WHAT NEEDS TO BE DONE:
Every entry below should be printed exactly, without its images.

INFORMATION GIVEN:
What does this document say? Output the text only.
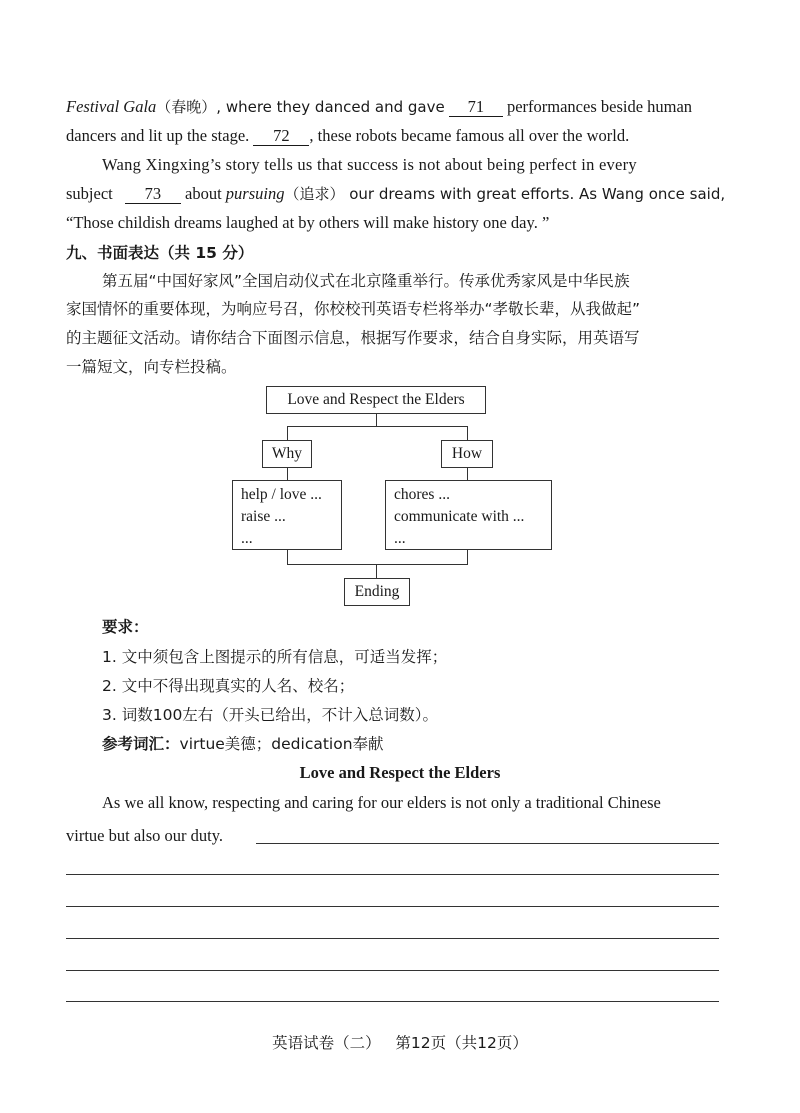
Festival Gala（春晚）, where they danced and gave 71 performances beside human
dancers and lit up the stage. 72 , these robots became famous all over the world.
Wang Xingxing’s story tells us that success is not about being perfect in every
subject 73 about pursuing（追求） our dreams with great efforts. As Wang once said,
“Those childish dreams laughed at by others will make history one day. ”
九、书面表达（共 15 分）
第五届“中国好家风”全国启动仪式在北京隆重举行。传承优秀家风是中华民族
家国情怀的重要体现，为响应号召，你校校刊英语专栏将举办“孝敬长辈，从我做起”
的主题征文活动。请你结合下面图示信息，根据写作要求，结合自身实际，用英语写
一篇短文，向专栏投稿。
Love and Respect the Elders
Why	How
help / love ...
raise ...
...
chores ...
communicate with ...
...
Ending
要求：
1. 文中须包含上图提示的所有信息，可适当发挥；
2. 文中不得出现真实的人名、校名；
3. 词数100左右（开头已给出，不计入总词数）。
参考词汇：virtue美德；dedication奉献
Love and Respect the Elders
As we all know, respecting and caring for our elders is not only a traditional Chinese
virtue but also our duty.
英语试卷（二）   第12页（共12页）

COMPLETE RESPONSE:
What does this document say? Output the text only.
Festival Gala（春晚）, where they danced and gave 71 performances beside human
dancers and lit up the stage. 72 , these robots became famous all over the world.
Wang Xingxing’s story tells us that success is not about being perfect in every
subject 73 about pursuing（追求） our dreams with great efforts. As Wang once said,
“Those childish dreams laughed at by others will make history one day. ”
九、书面表达（共 15 分）
第五届“中国好家风”全国启动仪式在北京隆重举行。传承优秀家风是中华民族
家国情怀的重要体现，为响应号召，你校校刊英语专栏将举办“孝敬长辈，从我做起”
的主题征文活动。请你结合下面图示信息，根据写作要求，结合自身实际，用英语写
一篇短文，向专栏投稿。
Love and Respect the Elders
Why	How
help / love ...
raise ...
...
chores ...
communicate with ...
...
Ending
要求：
1. 文中须包含上图提示的所有信息，可适当发挥；
2. 文中不得出现真实的人名、校名；
3. 词数100左右（开头已给出，不计入总词数）。
参考词汇：virtue美德；dedication奉献
Love and Respect the Elders
As we all know, respecting and caring for our elders is not only a traditional Chinese
virtue but also our duty.
英语试卷（二）   第12页（共12页）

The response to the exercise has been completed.